# Aim
Return the records word for word. Any pictures in them are not part of the copy.

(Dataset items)
** BEGIN **

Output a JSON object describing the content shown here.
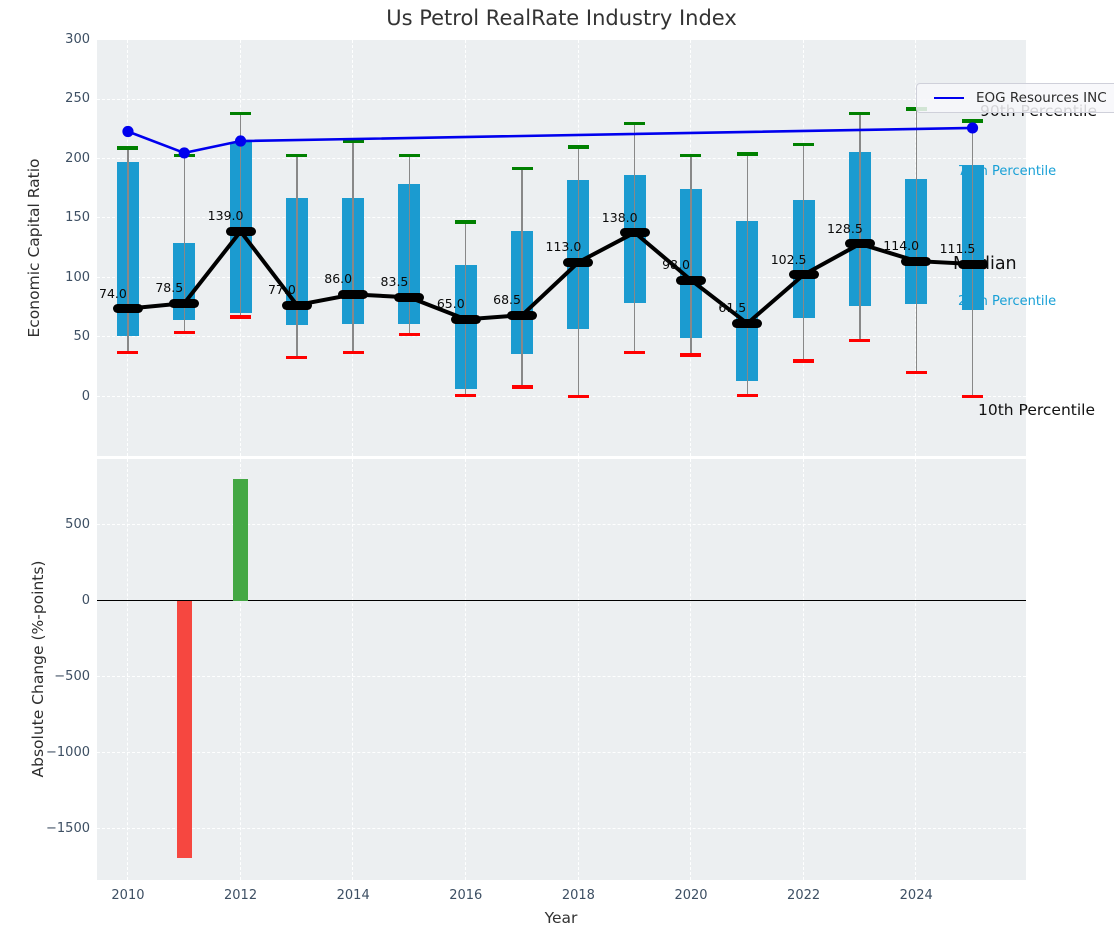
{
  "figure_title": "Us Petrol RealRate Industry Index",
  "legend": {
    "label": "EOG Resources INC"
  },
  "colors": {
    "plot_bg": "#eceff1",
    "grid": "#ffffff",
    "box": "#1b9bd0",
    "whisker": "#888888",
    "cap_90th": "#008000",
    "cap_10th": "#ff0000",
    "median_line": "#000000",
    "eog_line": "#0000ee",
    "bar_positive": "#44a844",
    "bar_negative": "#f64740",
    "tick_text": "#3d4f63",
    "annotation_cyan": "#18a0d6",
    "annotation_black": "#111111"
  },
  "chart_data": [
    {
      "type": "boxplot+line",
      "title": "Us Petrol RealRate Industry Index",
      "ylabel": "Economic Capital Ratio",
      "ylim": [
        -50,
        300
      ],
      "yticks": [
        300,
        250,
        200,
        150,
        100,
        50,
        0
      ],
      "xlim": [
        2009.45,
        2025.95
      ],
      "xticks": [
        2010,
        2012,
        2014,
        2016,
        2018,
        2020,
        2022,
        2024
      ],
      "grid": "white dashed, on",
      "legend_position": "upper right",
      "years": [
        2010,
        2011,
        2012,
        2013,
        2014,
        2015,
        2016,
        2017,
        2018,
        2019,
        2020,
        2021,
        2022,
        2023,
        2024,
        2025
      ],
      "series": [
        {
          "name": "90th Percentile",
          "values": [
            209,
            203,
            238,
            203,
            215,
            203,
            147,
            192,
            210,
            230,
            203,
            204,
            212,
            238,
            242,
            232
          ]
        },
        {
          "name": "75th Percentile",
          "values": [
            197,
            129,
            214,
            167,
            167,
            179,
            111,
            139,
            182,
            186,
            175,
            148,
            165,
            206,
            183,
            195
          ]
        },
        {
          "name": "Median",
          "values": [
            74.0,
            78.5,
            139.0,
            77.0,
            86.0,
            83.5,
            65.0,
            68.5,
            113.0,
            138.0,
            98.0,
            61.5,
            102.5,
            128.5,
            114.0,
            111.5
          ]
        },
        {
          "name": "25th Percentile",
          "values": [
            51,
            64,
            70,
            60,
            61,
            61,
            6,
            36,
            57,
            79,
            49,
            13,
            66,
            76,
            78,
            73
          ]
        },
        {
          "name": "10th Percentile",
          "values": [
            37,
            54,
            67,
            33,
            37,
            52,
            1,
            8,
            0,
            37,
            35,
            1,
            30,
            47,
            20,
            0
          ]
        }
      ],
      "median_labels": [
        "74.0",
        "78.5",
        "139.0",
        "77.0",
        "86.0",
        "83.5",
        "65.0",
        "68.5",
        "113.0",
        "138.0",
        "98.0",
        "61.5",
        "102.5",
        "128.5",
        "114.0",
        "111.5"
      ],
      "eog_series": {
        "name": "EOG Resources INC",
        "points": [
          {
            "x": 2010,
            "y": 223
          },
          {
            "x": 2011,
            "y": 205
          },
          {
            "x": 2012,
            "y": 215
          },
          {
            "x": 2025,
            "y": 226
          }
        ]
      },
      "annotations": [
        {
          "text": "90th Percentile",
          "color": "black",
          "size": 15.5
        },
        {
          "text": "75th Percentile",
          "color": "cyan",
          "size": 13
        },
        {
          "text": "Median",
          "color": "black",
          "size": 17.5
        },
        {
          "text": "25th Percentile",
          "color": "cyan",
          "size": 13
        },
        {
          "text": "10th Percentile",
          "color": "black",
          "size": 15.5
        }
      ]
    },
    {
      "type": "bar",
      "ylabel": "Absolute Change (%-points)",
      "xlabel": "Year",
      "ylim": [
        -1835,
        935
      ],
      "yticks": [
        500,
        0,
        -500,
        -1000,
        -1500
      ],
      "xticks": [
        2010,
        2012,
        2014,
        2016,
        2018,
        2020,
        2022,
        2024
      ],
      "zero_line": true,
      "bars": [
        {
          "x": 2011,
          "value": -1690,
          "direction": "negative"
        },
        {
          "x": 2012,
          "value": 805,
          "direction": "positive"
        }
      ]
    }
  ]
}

** END **

# Exercise result
Output a JSON object describing the content shown here.
{
  "figure_title": "Us Petrol RealRate Industry Index",
  "legend": {
    "label": "EOG Resources INC"
  },
  "colors": {
    "plot_bg": "#eceff1",
    "grid": "#ffffff",
    "box": "#1b9bd0",
    "whisker": "#888888",
    "cap_90th": "#008000",
    "cap_10th": "#ff0000",
    "median_line": "#000000",
    "eog_line": "#0000ee",
    "bar_positive": "#44a844",
    "bar_negative": "#f64740",
    "tick_text": "#3d4f63",
    "annotation_cyan": "#18a0d6",
    "annotation_black": "#111111"
  },
  "chart_data": [
    {
      "type": "boxplot+line",
      "title": "Us Petrol RealRate Industry Index",
      "ylabel": "Economic Capital Ratio",
      "ylim": [
        -50,
        300
      ],
      "yticks": [
        300,
        250,
        200,
        150,
        100,
        50,
        0
      ],
      "xlim": [
        2009.45,
        2025.95
      ],
      "xticks": [
        2010,
        2012,
        2014,
        2016,
        2018,
        2020,
        2022,
        2024
      ],
      "grid": "white dashed, on",
      "legend_position": "upper right",
      "years": [
        2010,
        2011,
        2012,
        2013,
        2014,
        2015,
        2016,
        2017,
        2018,
        2019,
        2020,
        2021,
        2022,
        2023,
        2024,
        2025
      ],
      "series": [
        {
          "name": "90th Percentile",
          "values": [
            209,
            203,
            238,
            203,
            215,
            203,
            147,
            192,
            210,
            230,
            203,
            204,
            212,
            238,
            242,
            232
          ]
        },
        {
          "name": "75th Percentile",
          "values": [
            197,
            129,
            214,
            167,
            167,
            179,
            111,
            139,
            182,
            186,
            175,
            148,
            165,
            206,
            183,
            195
          ]
        },
        {
          "name": "Median",
          "values": [
            74.0,
            78.5,
            139.0,
            77.0,
            86.0,
            83.5,
            65.0,
            68.5,
            113.0,
            138.0,
            98.0,
            61.5,
            102.5,
            128.5,
            114.0,
            111.5
          ]
        },
        {
          "name": "25th Percentile",
          "values": [
            51,
            64,
            70,
            60,
            61,
            61,
            6,
            36,
            57,
            79,
            49,
            13,
            66,
            76,
            78,
            73
          ]
        },
        {
          "name": "10th Percentile",
          "values": [
            37,
            54,
            67,
            33,
            37,
            52,
            1,
            8,
            0,
            37,
            35,
            1,
            30,
            47,
            20,
            0
          ]
        }
      ],
      "median_labels": [
        "74.0",
        "78.5",
        "139.0",
        "77.0",
        "86.0",
        "83.5",
        "65.0",
        "68.5",
        "113.0",
        "138.0",
        "98.0",
        "61.5",
        "102.5",
        "128.5",
        "114.0",
        "111.5"
      ],
      "eog_series": {
        "name": "EOG Resources INC",
        "points": [
          {
            "x": 2010,
            "y": 223
          },
          {
            "x": 2011,
            "y": 205
          },
          {
            "x": 2012,
            "y": 215
          },
          {
            "x": 2025,
            "y": 226
          }
        ]
      },
      "annotations": [
        {
          "text": "90th Percentile",
          "color": "black",
          "size": 15.5
        },
        {
          "text": "75th Percentile",
          "color": "cyan",
          "size": 13
        },
        {
          "text": "Median",
          "color": "black",
          "size": 17.5
        },
        {
          "text": "25th Percentile",
          "color": "cyan",
          "size": 13
        },
        {
          "text": "10th Percentile",
          "color": "black",
          "size": 15.5
        }
      ]
    },
    {
      "type": "bar",
      "ylabel": "Absolute Change (%-points)",
      "xlabel": "Year",
      "ylim": [
        -1835,
        935
      ],
      "yticks": [
        500,
        0,
        -500,
        -1000,
        -1500
      ],
      "xticks": [
        2010,
        2012,
        2014,
        2016,
        2018,
        2020,
        2022,
        2024
      ],
      "zero_line": true,
      "bars": [
        {
          "x": 2011,
          "value": -1690,
          "direction": "negative"
        },
        {
          "x": 2012,
          "value": 805,
          "direction": "positive"
        }
      ]
    }
  ]
}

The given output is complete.